▶ [Work to do]: Copy the listing below in full and skip every picture.
[Start of Exercise data]
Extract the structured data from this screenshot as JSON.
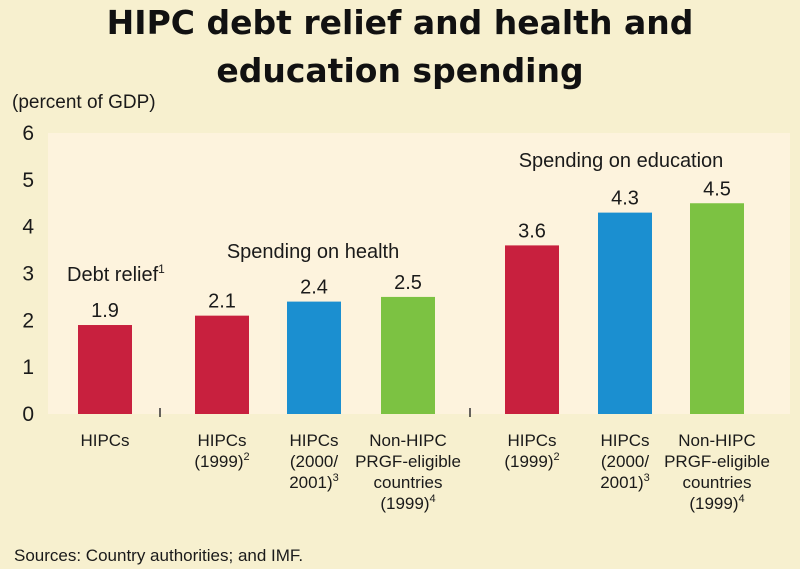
{
  "chart_data": {
    "type": "bar",
    "title_lines": [
      "HIPC debt relief and health and",
      "education spending"
    ],
    "ylabel": "(percent of GDP)",
    "ylim": [
      0,
      6
    ],
    "yticks": [
      0,
      1,
      2,
      3,
      4,
      5,
      6
    ],
    "grid": false,
    "groups": [
      {
        "name": "Debt relief",
        "footnote": "1",
        "bars": [
          {
            "label_lines": [
              "HIPCs"
            ],
            "label_sup": "",
            "value": 1.9,
            "value_label": "1.9",
            "color": "#c8203e"
          }
        ]
      },
      {
        "name": "Spending on health",
        "footnote": "",
        "bars": [
          {
            "label_lines": [
              "HIPCs",
              "(1999)"
            ],
            "label_sup": "2",
            "value": 2.1,
            "value_label": "2.1",
            "color": "#c8203e"
          },
          {
            "label_lines": [
              "HIPCs",
              "(2000/",
              "2001)"
            ],
            "label_sup": "3",
            "value": 2.4,
            "value_label": "2.4",
            "color": "#1b8fd0"
          },
          {
            "label_lines": [
              "Non-HIPC",
              "PRGF-eligible",
              "countries",
              "(1999)"
            ],
            "label_sup": "4",
            "value": 2.5,
            "value_label": "2.5",
            "color": "#7cc242"
          }
        ]
      },
      {
        "name": "Spending on education",
        "footnote": "",
        "bars": [
          {
            "label_lines": [
              "HIPCs",
              "(1999)"
            ],
            "label_sup": "2",
            "value": 3.6,
            "value_label": "3.6",
            "color": "#c8203e"
          },
          {
            "label_lines": [
              "HIPCs",
              "(2000/",
              "2001)"
            ],
            "label_sup": "3",
            "value": 4.3,
            "value_label": "4.3",
            "color": "#1b8fd0"
          },
          {
            "label_lines": [
              "Non-HIPC",
              "PRGF-eligible",
              "countries",
              "(1999)"
            ],
            "label_sup": "4",
            "value": 4.5,
            "value_label": "4.5",
            "color": "#7cc242"
          }
        ]
      }
    ]
  },
  "source": "Sources: Country authorities; and IMF."
}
[End of Exercise data]
▶ [Task response]:
Extract the structured data from this screenshot as JSON.
{
  "chart_data": {
    "type": "bar",
    "title_lines": [
      "HIPC debt relief and health and",
      "education spending"
    ],
    "ylabel": "(percent of GDP)",
    "ylim": [
      0,
      6
    ],
    "yticks": [
      0,
      1,
      2,
      3,
      4,
      5,
      6
    ],
    "grid": false,
    "groups": [
      {
        "name": "Debt relief",
        "footnote": "1",
        "bars": [
          {
            "label_lines": [
              "HIPCs"
            ],
            "label_sup": "",
            "value": 1.9,
            "value_label": "1.9",
            "color": "#c8203e"
          }
        ]
      },
      {
        "name": "Spending on health",
        "footnote": "",
        "bars": [
          {
            "label_lines": [
              "HIPCs",
              "(1999)"
            ],
            "label_sup": "2",
            "value": 2.1,
            "value_label": "2.1",
            "color": "#c8203e"
          },
          {
            "label_lines": [
              "HIPCs",
              "(2000/",
              "2001)"
            ],
            "label_sup": "3",
            "value": 2.4,
            "value_label": "2.4",
            "color": "#1b8fd0"
          },
          {
            "label_lines": [
              "Non-HIPC",
              "PRGF-eligible",
              "countries",
              "(1999)"
            ],
            "label_sup": "4",
            "value": 2.5,
            "value_label": "2.5",
            "color": "#7cc242"
          }
        ]
      },
      {
        "name": "Spending on education",
        "footnote": "",
        "bars": [
          {
            "label_lines": [
              "HIPCs",
              "(1999)"
            ],
            "label_sup": "2",
            "value": 3.6,
            "value_label": "3.6",
            "color": "#c8203e"
          },
          {
            "label_lines": [
              "HIPCs",
              "(2000/",
              "2001)"
            ],
            "label_sup": "3",
            "value": 4.3,
            "value_label": "4.3",
            "color": "#1b8fd0"
          },
          {
            "label_lines": [
              "Non-HIPC",
              "PRGF-eligible",
              "countries",
              "(1999)"
            ],
            "label_sup": "4",
            "value": 4.5,
            "value_label": "4.5",
            "color": "#7cc242"
          }
        ]
      }
    ]
  },
  "source": "Sources: Country authorities; and IMF."
}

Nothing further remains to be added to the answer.